++++ INPUT ++++

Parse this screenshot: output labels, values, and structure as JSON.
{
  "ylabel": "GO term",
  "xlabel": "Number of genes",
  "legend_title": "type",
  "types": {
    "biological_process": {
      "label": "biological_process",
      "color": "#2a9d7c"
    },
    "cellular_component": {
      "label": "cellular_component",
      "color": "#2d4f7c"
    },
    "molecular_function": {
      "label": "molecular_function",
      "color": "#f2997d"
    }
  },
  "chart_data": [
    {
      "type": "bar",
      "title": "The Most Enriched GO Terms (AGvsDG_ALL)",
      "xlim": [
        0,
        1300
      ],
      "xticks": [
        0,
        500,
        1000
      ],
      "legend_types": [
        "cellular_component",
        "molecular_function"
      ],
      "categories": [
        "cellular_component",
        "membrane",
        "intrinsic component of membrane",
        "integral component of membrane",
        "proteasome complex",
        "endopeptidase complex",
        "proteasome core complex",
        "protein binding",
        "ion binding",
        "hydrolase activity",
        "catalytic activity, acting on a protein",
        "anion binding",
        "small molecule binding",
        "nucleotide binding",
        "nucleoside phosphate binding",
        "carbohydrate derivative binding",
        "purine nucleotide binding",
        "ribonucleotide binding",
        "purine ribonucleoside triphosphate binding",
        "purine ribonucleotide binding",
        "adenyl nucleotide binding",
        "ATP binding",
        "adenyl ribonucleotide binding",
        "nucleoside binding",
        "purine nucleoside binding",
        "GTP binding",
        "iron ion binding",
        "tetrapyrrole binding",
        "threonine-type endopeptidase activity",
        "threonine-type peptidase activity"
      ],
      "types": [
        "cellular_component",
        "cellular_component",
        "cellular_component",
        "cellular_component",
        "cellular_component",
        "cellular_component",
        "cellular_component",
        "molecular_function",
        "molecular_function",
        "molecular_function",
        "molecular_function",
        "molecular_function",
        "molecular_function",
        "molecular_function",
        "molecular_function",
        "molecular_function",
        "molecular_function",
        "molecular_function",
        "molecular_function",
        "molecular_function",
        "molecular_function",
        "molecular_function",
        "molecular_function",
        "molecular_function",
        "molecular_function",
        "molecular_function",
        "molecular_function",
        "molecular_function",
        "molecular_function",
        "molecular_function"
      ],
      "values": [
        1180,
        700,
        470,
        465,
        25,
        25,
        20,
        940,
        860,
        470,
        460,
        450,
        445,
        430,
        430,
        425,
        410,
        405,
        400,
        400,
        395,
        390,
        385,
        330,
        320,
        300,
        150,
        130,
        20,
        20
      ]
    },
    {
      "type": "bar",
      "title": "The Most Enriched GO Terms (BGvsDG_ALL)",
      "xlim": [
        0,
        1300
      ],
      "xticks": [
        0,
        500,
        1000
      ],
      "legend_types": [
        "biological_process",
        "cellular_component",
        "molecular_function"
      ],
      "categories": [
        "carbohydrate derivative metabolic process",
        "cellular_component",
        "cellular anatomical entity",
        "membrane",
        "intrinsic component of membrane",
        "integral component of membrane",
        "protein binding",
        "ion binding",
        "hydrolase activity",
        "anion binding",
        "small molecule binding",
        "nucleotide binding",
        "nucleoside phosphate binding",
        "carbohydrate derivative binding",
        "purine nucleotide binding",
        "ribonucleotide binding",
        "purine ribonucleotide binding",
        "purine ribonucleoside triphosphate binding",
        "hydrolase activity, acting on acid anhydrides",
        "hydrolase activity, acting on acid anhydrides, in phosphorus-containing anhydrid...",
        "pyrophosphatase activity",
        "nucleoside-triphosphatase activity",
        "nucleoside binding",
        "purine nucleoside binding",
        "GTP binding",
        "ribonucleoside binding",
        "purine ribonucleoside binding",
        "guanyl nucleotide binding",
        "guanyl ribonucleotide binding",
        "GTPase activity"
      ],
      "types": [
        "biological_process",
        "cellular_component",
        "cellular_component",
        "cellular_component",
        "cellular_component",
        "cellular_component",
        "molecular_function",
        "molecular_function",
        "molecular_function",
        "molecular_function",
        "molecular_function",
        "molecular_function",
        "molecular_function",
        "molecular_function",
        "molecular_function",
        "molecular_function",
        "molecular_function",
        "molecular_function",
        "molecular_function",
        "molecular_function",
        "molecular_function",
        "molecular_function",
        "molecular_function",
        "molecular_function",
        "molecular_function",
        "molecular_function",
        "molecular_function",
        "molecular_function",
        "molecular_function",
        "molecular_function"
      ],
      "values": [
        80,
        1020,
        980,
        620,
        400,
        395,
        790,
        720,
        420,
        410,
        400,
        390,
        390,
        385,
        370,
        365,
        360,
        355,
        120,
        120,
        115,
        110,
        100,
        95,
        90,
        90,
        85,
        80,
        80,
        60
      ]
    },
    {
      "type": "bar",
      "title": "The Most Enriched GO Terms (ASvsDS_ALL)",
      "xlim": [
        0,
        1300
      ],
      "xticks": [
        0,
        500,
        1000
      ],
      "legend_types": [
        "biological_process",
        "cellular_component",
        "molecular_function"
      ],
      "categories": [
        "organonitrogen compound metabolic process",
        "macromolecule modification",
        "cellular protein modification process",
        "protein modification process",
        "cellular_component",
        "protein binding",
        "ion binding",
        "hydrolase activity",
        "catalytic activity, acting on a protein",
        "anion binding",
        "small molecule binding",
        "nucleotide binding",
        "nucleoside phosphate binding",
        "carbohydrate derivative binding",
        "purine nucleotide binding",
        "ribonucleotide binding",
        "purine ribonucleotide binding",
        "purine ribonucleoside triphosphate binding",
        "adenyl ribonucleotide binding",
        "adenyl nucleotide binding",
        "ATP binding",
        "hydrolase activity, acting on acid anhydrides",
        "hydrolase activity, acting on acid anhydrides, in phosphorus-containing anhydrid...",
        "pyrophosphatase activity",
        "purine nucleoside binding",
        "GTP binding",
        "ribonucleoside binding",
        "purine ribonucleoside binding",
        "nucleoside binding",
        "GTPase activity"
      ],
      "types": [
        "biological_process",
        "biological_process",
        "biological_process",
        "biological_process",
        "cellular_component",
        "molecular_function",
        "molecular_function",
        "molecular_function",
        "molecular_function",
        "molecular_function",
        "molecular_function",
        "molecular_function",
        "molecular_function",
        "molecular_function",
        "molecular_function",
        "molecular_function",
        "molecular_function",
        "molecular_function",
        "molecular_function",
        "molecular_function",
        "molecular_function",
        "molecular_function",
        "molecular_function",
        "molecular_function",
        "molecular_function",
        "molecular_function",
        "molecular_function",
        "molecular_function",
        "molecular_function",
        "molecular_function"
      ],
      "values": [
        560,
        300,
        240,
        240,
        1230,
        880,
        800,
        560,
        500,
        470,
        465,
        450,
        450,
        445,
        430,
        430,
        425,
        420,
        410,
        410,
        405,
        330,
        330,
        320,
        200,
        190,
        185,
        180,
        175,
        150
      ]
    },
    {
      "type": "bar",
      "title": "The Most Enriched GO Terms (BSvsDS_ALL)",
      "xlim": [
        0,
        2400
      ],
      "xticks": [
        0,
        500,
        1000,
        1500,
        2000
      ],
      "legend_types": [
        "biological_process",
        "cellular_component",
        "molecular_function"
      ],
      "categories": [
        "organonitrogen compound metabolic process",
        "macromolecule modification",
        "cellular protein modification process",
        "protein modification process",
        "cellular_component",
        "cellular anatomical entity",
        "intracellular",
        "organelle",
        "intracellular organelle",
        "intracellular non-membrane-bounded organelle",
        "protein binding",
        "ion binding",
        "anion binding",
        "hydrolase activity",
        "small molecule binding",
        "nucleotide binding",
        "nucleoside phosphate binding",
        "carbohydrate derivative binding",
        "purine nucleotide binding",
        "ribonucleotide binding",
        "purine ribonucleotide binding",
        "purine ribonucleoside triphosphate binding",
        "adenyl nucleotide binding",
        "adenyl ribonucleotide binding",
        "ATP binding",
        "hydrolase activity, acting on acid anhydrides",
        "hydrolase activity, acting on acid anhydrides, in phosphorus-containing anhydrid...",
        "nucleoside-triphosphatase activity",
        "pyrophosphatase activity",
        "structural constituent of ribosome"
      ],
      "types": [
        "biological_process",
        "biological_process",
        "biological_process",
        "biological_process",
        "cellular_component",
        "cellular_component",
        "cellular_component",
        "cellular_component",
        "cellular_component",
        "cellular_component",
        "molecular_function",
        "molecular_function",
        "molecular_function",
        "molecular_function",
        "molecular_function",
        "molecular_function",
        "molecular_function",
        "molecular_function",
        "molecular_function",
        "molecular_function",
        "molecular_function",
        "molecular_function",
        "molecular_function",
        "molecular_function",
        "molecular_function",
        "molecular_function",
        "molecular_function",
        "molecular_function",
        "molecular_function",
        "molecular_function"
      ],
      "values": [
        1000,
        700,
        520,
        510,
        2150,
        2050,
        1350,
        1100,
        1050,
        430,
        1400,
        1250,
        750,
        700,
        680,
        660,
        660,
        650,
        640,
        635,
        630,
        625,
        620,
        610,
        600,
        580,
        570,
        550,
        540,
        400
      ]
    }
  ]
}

++++

Among the lines of the data above, find those with the word "organelle" and show them.

        "organelle",
        "intracellular organelle",
        "intracellular non-membrane-bounded organelle",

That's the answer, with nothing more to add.